Copy all lines that contain the word "appears".

***** Source data *****

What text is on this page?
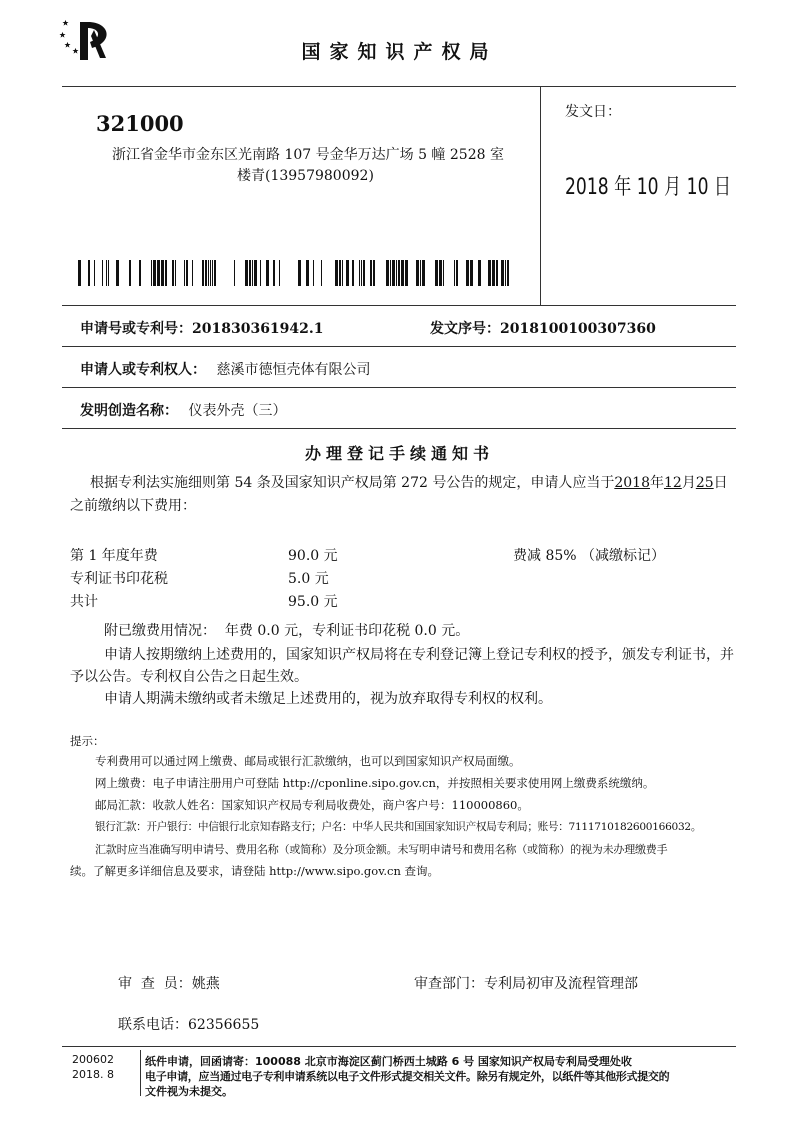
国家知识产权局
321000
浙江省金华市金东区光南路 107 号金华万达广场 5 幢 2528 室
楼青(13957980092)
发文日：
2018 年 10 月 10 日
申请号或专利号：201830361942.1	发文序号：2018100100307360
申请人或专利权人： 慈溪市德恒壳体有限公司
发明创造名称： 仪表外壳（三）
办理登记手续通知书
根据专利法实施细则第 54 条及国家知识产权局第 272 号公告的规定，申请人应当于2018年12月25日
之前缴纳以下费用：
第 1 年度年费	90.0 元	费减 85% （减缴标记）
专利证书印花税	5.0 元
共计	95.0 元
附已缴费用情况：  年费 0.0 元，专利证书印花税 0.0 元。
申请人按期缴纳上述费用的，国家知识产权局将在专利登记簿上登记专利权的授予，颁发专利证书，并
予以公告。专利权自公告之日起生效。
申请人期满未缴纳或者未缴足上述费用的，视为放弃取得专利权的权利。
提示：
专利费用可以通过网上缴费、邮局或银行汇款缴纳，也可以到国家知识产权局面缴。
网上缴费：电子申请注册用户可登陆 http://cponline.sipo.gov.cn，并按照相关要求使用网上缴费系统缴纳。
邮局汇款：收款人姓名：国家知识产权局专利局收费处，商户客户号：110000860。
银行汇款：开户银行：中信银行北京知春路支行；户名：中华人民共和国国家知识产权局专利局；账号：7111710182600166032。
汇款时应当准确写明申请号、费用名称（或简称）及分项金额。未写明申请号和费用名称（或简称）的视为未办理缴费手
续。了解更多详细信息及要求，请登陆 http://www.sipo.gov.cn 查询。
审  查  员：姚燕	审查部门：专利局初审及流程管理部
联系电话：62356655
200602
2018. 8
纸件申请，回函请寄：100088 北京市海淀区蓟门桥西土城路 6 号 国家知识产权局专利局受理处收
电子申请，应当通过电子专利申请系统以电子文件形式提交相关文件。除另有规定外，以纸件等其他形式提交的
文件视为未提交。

*****
***** Source data *****

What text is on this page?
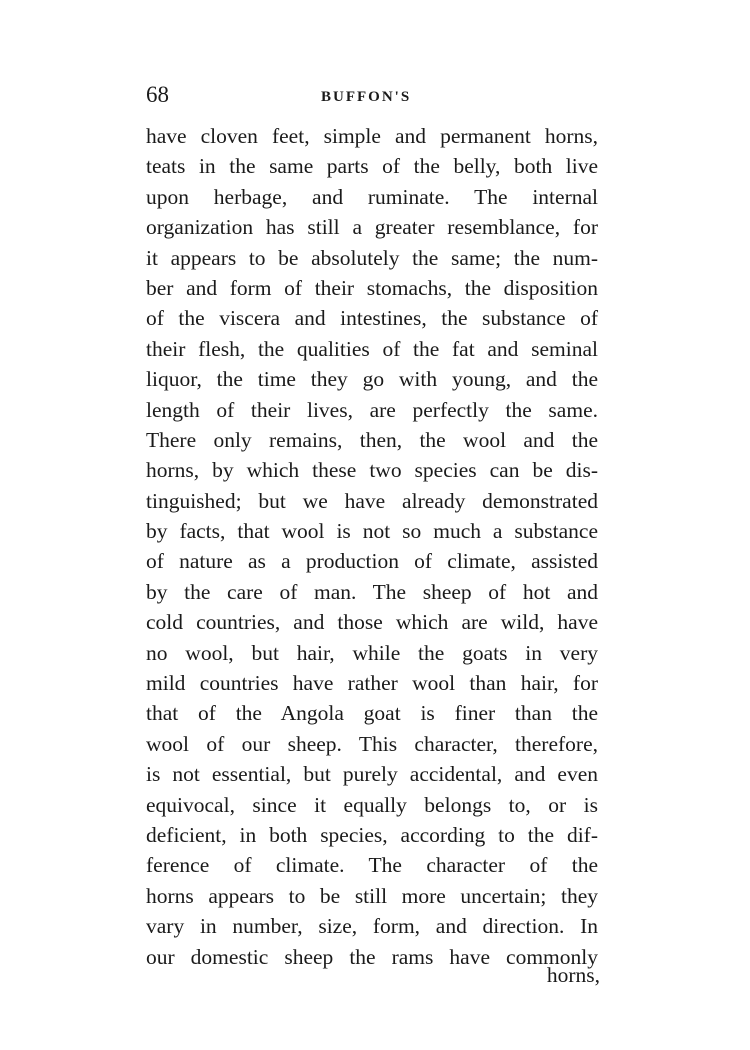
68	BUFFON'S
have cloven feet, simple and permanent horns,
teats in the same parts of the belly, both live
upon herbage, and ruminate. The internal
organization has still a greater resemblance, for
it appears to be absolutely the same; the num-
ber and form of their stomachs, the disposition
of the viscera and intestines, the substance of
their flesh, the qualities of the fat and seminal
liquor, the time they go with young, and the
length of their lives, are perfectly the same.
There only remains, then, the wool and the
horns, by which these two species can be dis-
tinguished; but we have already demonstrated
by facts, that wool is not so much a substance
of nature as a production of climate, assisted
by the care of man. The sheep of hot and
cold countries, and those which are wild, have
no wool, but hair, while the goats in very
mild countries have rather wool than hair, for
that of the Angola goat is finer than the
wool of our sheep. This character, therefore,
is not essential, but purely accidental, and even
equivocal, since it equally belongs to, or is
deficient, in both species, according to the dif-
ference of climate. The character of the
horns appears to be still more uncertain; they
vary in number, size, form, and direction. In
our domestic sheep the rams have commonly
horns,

*****
***** Source data *****

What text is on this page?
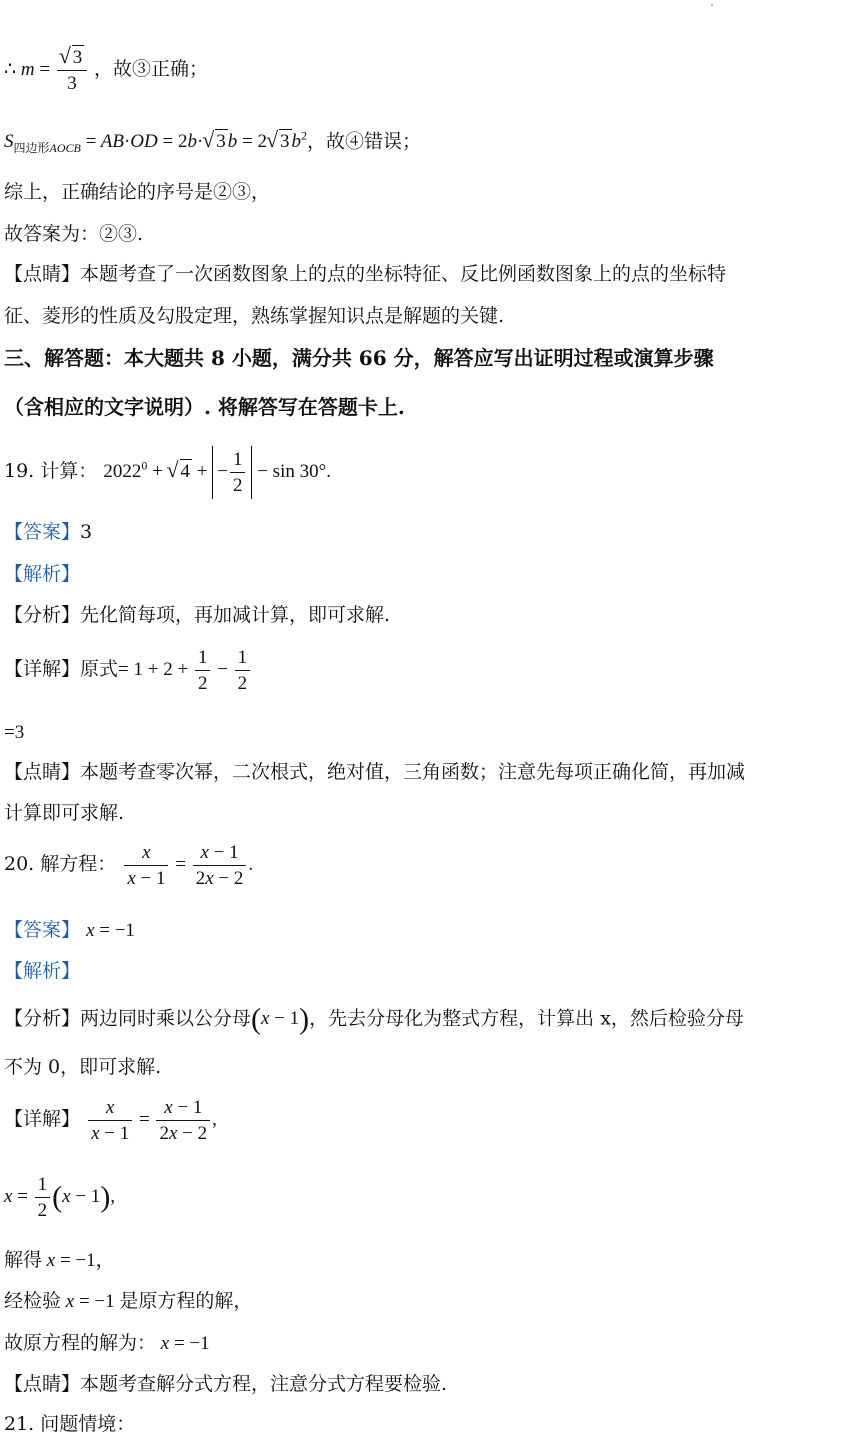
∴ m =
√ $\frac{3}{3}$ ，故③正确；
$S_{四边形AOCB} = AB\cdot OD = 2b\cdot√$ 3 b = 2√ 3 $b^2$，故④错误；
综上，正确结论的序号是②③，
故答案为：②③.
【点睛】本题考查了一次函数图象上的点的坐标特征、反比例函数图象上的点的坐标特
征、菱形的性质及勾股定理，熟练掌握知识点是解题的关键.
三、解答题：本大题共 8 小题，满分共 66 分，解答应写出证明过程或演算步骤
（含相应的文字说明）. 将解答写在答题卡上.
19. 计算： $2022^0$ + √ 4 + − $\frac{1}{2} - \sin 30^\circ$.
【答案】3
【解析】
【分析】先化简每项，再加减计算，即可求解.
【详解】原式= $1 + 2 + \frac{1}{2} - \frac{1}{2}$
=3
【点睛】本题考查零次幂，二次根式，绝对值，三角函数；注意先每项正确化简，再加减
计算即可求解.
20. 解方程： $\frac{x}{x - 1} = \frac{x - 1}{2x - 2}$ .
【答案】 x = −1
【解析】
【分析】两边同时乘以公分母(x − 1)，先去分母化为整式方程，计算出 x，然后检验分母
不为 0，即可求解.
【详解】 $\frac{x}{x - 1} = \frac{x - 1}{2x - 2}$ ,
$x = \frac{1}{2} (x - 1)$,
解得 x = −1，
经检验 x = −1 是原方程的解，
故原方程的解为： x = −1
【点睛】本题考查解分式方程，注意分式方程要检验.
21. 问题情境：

*****

__Output of the task__
it appears to be absolutely the same; the num-
horns appears to be still more uncertain; they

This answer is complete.